• [What you need to do]: Copy every line from the material below that holds "type".

[Figure contents as structured data]

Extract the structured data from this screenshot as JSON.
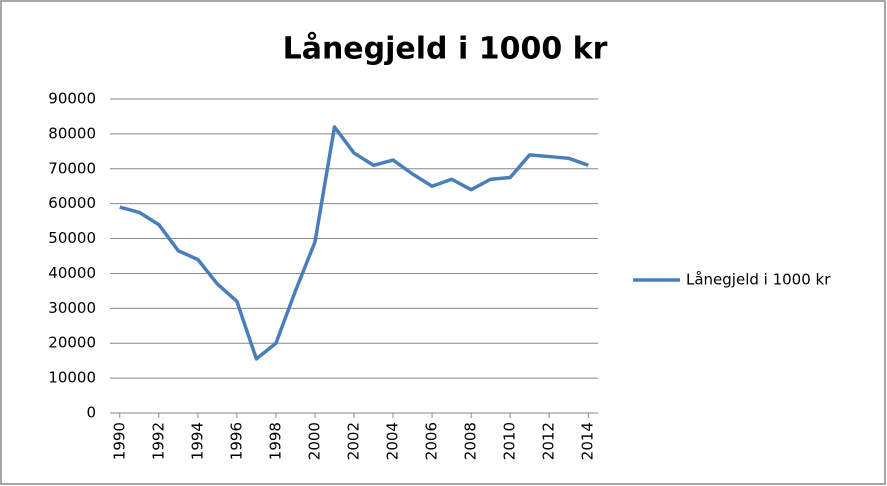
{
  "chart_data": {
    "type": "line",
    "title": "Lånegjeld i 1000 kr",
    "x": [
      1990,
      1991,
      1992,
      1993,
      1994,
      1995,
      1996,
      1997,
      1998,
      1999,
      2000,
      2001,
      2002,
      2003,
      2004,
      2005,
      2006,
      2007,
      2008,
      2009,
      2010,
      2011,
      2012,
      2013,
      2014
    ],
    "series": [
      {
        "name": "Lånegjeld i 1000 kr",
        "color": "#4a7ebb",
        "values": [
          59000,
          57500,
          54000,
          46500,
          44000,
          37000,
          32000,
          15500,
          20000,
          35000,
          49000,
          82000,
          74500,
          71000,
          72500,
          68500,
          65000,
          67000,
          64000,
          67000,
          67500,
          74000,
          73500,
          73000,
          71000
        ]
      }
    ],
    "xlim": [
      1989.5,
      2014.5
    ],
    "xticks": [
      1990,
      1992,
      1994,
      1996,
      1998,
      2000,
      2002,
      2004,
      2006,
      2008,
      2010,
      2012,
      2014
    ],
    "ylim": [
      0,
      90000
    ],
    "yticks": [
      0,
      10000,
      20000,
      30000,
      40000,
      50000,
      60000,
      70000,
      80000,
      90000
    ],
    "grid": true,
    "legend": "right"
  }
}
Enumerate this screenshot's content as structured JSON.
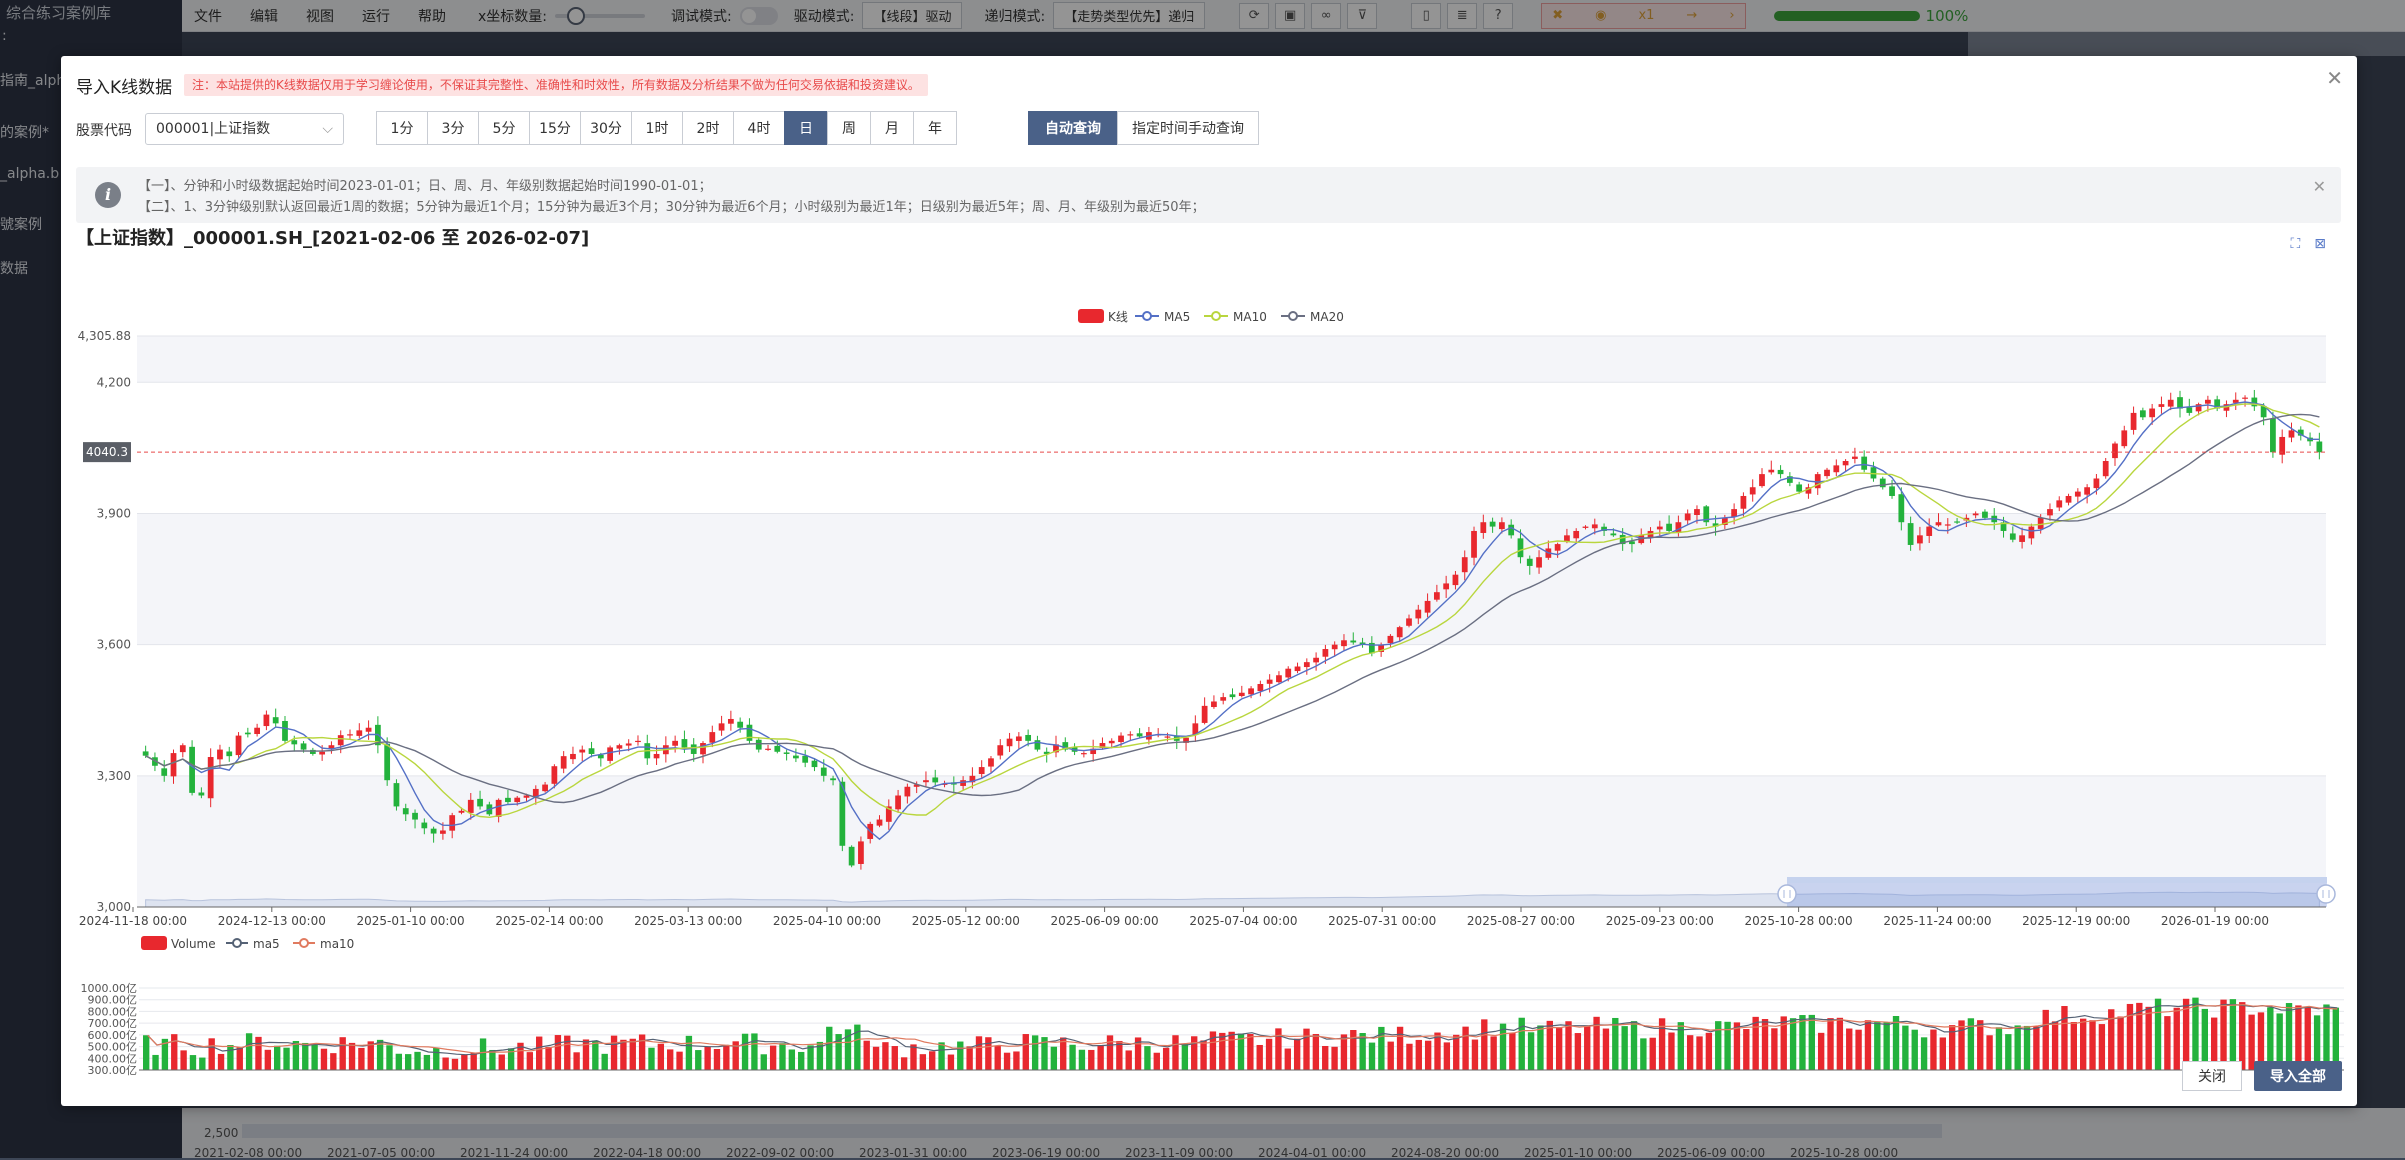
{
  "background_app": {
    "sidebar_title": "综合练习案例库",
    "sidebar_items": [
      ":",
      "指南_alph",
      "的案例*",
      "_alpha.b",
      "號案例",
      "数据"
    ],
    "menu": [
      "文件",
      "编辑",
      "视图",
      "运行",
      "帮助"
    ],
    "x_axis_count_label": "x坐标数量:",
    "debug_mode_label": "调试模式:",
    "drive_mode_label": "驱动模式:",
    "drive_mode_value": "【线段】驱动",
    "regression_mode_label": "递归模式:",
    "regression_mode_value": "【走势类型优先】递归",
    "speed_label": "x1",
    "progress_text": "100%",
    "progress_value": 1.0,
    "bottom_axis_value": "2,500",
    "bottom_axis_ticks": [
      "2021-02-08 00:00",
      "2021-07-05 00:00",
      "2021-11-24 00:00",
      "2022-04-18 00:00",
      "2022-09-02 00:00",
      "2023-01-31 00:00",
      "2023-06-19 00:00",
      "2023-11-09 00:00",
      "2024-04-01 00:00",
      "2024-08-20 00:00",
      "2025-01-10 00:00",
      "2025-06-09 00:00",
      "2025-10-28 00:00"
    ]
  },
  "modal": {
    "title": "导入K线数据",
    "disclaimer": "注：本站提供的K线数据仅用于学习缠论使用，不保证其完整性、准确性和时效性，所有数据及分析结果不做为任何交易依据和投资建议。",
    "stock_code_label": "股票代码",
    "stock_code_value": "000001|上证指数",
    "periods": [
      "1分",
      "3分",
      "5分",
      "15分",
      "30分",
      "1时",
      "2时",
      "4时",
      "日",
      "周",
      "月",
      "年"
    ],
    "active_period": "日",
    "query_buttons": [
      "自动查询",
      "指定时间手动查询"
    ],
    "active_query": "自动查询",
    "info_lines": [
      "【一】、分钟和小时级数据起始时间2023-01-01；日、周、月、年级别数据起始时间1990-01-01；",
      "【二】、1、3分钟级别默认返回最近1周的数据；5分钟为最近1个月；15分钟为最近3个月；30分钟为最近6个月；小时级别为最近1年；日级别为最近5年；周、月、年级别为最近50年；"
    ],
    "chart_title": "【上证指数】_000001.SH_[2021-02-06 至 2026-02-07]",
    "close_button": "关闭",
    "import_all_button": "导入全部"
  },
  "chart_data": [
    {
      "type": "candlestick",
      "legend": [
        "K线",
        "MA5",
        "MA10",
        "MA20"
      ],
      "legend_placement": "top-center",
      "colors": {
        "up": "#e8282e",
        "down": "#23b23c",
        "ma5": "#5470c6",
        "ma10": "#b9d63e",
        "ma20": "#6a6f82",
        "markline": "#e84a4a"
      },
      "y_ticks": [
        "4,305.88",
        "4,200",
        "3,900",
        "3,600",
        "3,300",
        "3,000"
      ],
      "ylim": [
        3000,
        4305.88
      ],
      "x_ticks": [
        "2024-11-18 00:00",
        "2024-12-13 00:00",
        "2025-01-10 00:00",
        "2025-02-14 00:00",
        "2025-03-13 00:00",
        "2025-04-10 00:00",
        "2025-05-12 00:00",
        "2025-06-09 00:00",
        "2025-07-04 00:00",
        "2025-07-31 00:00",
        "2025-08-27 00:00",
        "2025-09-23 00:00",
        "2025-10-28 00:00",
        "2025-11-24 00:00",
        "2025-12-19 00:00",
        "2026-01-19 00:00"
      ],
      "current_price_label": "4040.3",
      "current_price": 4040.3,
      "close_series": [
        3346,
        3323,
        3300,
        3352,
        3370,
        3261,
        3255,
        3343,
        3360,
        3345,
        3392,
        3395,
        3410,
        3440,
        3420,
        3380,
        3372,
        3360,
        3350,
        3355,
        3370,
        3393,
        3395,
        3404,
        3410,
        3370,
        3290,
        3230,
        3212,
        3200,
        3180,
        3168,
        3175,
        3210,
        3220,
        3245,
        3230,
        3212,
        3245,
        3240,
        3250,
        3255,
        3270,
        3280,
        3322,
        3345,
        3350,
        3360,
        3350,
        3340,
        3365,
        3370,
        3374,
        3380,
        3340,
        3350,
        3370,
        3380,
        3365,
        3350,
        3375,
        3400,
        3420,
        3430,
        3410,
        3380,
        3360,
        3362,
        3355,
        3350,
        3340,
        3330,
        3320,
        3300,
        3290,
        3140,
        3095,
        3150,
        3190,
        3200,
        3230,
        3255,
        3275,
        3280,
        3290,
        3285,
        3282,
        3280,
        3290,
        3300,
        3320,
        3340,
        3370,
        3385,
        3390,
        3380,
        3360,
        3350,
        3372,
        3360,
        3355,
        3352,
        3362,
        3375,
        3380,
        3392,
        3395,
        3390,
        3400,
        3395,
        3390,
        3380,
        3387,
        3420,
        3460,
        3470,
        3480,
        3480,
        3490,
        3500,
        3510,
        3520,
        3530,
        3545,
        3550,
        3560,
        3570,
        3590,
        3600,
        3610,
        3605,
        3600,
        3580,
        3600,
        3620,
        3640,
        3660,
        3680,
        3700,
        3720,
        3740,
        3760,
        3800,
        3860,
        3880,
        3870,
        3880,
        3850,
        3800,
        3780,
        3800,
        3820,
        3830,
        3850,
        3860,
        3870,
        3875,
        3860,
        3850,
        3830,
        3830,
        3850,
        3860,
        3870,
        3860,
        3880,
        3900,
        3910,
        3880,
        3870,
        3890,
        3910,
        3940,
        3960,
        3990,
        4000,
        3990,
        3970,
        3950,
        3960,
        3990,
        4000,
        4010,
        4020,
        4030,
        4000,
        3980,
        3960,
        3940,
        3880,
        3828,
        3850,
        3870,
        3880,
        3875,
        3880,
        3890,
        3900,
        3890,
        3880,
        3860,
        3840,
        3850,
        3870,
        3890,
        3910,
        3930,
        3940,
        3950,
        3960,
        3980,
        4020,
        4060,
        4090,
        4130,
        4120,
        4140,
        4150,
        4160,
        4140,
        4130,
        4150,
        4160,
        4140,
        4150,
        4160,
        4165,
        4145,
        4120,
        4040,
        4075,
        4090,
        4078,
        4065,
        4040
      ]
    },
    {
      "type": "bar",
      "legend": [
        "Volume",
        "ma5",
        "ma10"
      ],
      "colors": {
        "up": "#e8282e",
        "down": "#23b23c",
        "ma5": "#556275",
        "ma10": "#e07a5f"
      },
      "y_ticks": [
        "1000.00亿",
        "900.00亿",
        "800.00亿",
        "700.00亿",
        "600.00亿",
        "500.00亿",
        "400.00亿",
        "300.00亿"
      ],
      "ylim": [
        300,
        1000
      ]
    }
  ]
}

• [Answer in full]:
    "type": "line",
      "type": "candlestick",
      "type": "bar",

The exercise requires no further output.